**SUPPLIED DATA**
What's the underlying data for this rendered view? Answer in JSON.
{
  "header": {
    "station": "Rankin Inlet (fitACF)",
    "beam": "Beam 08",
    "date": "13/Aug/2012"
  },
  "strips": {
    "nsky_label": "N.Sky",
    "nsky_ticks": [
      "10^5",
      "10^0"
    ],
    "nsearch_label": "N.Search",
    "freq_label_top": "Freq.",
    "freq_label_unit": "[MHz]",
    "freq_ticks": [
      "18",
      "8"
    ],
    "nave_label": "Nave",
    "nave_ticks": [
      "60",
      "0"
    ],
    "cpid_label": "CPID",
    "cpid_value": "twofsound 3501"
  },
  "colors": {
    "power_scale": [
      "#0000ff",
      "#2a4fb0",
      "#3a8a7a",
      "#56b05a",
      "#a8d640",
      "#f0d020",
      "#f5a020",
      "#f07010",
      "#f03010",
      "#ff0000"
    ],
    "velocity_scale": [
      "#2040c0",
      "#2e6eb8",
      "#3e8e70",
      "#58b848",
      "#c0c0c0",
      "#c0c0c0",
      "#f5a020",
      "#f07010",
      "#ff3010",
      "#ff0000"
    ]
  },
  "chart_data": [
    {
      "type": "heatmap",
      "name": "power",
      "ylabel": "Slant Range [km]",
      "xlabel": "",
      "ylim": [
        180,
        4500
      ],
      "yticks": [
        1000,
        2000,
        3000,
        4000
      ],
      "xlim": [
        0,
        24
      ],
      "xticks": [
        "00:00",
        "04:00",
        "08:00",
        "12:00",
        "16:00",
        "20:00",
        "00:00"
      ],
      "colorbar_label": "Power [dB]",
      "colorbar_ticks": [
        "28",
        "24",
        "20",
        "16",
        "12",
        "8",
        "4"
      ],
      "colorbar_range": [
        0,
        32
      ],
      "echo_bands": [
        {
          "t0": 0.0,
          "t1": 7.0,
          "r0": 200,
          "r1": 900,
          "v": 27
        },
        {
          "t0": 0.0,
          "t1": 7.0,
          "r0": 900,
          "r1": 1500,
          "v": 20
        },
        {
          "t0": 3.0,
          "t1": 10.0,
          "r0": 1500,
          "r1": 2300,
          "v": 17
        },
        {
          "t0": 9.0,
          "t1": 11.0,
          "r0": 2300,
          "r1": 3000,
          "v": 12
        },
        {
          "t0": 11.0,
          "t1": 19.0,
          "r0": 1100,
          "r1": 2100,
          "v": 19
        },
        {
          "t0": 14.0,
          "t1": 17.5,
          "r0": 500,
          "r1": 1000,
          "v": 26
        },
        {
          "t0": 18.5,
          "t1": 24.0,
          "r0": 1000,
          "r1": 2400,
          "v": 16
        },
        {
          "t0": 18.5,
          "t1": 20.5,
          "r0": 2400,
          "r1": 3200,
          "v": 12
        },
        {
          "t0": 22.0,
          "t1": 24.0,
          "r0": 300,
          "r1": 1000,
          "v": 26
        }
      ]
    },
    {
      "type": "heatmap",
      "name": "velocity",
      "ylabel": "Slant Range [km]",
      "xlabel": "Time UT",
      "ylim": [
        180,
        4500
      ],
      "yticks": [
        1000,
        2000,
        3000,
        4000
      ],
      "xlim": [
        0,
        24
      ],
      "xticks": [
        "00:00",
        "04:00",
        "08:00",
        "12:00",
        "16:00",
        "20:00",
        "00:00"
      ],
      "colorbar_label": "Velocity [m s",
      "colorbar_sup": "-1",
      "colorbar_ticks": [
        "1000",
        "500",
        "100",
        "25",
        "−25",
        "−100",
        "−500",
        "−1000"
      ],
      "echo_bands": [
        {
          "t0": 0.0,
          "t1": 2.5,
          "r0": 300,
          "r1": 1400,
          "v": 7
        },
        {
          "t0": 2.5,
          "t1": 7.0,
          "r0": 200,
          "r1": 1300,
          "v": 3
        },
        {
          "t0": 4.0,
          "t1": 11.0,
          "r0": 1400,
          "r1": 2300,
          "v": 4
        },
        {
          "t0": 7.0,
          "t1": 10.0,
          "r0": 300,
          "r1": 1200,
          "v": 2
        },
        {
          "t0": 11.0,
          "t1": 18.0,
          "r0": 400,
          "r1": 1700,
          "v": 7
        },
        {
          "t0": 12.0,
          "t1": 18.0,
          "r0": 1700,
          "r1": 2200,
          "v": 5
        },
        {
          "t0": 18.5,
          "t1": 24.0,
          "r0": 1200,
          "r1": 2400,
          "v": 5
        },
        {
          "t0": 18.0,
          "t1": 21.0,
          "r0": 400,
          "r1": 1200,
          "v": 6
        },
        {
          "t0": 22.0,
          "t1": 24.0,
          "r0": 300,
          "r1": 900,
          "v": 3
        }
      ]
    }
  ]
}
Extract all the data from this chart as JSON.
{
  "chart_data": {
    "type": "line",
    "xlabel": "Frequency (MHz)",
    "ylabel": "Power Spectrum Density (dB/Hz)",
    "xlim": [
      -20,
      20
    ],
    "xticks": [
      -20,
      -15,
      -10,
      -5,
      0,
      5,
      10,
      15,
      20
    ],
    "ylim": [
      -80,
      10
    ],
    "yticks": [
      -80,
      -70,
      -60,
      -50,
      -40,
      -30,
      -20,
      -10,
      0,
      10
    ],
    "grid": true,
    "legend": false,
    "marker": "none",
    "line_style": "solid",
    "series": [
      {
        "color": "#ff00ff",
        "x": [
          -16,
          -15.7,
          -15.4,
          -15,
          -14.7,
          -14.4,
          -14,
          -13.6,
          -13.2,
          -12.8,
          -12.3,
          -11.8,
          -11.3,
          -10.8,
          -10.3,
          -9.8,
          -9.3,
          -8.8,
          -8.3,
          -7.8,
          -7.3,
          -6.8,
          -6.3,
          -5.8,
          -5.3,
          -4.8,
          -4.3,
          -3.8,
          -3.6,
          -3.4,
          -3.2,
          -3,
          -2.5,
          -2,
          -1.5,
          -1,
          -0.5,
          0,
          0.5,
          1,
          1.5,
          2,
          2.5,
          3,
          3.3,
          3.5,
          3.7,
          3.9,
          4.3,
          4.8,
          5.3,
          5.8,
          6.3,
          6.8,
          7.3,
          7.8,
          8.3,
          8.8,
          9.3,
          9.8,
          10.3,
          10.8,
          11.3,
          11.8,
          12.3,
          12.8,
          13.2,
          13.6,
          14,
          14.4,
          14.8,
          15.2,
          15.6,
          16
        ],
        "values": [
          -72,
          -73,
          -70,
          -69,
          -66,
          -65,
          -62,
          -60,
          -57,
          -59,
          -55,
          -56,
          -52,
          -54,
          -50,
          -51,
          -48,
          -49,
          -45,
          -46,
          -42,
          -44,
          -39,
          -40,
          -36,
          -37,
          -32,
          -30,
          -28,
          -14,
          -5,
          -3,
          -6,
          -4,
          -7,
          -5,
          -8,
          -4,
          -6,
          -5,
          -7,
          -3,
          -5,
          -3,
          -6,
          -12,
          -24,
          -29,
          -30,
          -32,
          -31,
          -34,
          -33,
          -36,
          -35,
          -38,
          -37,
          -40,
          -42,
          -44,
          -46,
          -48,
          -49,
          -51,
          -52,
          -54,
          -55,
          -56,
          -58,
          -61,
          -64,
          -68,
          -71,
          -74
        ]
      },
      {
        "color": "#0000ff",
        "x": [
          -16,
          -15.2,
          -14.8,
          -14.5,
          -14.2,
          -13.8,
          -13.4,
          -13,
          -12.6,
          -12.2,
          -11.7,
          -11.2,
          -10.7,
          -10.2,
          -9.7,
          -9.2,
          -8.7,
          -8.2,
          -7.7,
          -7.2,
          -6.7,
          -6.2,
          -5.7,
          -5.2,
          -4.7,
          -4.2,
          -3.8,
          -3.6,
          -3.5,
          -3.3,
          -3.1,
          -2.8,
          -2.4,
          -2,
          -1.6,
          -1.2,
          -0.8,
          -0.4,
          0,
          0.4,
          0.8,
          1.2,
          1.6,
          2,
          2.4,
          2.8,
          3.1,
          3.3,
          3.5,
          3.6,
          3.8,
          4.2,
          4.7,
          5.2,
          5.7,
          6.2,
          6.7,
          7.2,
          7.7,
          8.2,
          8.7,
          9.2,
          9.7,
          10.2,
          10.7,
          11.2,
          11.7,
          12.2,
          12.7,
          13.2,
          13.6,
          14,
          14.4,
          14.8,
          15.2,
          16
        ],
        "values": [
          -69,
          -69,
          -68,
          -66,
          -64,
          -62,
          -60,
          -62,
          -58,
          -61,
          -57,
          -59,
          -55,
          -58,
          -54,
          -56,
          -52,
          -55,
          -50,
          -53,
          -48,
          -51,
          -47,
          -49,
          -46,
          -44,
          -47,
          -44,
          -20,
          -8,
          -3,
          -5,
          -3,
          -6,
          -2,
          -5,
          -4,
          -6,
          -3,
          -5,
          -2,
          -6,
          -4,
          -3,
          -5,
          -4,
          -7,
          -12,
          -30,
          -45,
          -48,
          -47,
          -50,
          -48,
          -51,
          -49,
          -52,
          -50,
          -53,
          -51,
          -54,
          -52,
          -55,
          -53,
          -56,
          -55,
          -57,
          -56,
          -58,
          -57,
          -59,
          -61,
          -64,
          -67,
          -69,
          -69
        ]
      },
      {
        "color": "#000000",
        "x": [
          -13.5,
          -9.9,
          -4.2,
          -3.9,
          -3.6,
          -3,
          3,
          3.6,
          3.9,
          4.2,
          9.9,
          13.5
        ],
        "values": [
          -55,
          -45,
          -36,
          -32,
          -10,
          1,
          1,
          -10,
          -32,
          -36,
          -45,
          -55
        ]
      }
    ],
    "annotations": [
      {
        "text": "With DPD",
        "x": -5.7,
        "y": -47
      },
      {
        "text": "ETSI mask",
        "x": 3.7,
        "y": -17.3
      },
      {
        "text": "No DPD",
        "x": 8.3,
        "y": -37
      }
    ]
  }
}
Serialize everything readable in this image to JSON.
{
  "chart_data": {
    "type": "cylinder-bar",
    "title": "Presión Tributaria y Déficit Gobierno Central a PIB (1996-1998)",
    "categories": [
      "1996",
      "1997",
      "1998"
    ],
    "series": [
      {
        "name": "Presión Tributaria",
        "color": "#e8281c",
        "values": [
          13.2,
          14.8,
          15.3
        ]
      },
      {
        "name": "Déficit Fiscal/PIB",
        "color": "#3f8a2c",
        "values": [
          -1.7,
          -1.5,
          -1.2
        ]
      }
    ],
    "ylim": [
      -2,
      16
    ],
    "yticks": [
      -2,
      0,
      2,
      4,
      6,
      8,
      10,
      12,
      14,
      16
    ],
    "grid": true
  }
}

**GOAL OF THE EXERCISE**
From the data above, pick out each line containing "name" and copy it.

**RESPONSE TO THE TASK**
      "name": "power",
      "name": "velocity",
        "name": "Presión Tributaria",
        "name": "Déficit Fiscal/PIB",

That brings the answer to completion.